■ DATA ROWS ■
────

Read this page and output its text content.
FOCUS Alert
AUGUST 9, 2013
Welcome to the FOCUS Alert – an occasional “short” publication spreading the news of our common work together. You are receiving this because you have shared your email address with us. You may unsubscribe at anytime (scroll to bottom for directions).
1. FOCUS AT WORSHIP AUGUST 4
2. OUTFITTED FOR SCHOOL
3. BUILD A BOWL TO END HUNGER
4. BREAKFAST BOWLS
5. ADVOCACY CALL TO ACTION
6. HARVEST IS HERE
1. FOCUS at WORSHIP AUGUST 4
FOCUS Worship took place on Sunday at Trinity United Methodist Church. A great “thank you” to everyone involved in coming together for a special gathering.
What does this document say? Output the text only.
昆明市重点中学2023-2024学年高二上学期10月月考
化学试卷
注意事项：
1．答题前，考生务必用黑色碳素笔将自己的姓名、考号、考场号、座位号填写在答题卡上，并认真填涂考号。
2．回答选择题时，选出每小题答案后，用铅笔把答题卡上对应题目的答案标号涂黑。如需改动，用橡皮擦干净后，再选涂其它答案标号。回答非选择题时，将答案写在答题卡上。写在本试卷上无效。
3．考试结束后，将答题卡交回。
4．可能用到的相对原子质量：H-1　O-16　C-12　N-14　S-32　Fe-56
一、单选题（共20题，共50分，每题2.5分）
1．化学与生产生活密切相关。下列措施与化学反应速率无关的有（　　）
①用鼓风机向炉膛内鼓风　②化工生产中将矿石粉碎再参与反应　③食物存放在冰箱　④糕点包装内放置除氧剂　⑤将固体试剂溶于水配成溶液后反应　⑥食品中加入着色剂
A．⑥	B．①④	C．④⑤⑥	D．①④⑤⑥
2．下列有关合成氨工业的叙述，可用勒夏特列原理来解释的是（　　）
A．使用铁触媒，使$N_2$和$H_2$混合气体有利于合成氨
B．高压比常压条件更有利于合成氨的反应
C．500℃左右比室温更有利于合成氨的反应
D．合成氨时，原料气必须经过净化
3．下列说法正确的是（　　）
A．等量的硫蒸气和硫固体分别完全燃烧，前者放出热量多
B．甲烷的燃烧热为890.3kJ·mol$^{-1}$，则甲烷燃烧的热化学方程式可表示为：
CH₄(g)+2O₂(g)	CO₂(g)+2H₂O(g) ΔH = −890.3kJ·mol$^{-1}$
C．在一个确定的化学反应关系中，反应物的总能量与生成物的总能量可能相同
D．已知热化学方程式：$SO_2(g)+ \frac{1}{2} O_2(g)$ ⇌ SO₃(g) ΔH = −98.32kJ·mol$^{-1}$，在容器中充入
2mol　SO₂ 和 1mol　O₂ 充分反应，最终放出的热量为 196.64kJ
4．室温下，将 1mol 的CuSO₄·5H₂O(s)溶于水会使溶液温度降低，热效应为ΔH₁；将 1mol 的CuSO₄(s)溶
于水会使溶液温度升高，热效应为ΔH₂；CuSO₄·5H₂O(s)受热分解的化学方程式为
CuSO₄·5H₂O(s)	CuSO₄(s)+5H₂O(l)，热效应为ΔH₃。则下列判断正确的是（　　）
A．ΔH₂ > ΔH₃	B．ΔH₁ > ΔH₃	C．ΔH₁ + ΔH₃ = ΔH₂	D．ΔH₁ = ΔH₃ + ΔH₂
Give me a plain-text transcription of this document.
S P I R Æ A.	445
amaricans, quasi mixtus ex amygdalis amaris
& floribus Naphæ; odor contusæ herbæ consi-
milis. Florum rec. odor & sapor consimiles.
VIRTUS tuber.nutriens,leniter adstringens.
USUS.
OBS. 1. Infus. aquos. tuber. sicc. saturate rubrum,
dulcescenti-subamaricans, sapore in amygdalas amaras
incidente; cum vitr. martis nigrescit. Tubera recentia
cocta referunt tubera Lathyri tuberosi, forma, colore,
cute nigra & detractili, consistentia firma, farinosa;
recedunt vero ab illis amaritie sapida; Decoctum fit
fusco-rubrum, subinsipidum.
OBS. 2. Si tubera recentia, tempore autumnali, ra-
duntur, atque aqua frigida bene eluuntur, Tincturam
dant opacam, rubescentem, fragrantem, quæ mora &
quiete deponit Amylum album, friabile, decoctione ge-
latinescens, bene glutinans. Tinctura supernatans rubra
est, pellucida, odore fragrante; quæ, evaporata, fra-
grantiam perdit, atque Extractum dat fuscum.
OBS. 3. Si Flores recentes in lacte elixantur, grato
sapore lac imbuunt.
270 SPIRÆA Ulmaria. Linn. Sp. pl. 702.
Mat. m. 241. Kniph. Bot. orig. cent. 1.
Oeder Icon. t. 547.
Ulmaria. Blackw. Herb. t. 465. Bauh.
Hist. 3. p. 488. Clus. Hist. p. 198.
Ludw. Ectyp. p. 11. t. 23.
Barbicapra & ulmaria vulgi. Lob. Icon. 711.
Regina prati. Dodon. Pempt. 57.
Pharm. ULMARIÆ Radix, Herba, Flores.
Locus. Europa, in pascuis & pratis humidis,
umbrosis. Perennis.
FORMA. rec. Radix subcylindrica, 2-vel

────

■ WHAT TO WORK ON ■
Quote exactly and only the lines from the one holding "Give me a plain-text" through the end of the data.

■ COMPLETE RESPONSE ■
Give me a plain-text transcription of this document.
S P I R Æ A.	445
amaricans, quasi mixtus ex amygdalis amaris
& floribus Naphæ; odor contusæ herbæ consi-
milis. Florum rec. odor & sapor consimiles.
VIRTUS tuber.nutriens,leniter adstringens.
USUS.
OBS. 1. Infus. aquos. tuber. sicc. saturate rubrum,
dulcescenti-subamaricans, sapore in amygdalas amaras
incidente; cum vitr. martis nigrescit. Tubera recentia
cocta referunt tubera Lathyri tuberosi, forma, colore,
cute nigra & detractili, consistentia firma, farinosa;
recedunt vero ab illis amaritie sapida; Decoctum fit
fusco-rubrum, subinsipidum.
OBS. 2. Si tubera recentia, tempore autumnali, ra-
duntur, atque aqua frigida bene eluuntur, Tincturam
dant opacam, rubescentem, fragrantem, quæ mora &
quiete deponit Amylum album, friabile, decoctione ge-
latinescens, bene glutinans. Tinctura supernatans rubra
est, pellucida, odore fragrante; quæ, evaporata, fra-
grantiam perdit, atque Extractum dat fuscum.
OBS. 3. Si Flores recentes in lacte elixantur, grato
sapore lac imbuunt.
270 SPIRÆA Ulmaria. Linn. Sp. pl. 702.
Mat. m. 241. Kniph. Bot. orig. cent. 1.
Oeder Icon. t. 547.
Ulmaria. Blackw. Herb. t. 465. Bauh.
Hist. 3. p. 488. Clus. Hist. p. 198.
Ludw. Ectyp. p. 11. t. 23.
Barbicapra & ulmaria vulgi. Lob. Icon. 711.
Regina prati. Dodon. Pempt. 57.
Pharm. ULMARIÆ Radix, Herba, Flores.
Locus. Europa, in pascuis & pratis humidis,
umbrosis. Perennis.
FORMA. rec. Radix subcylindrica, 2-vel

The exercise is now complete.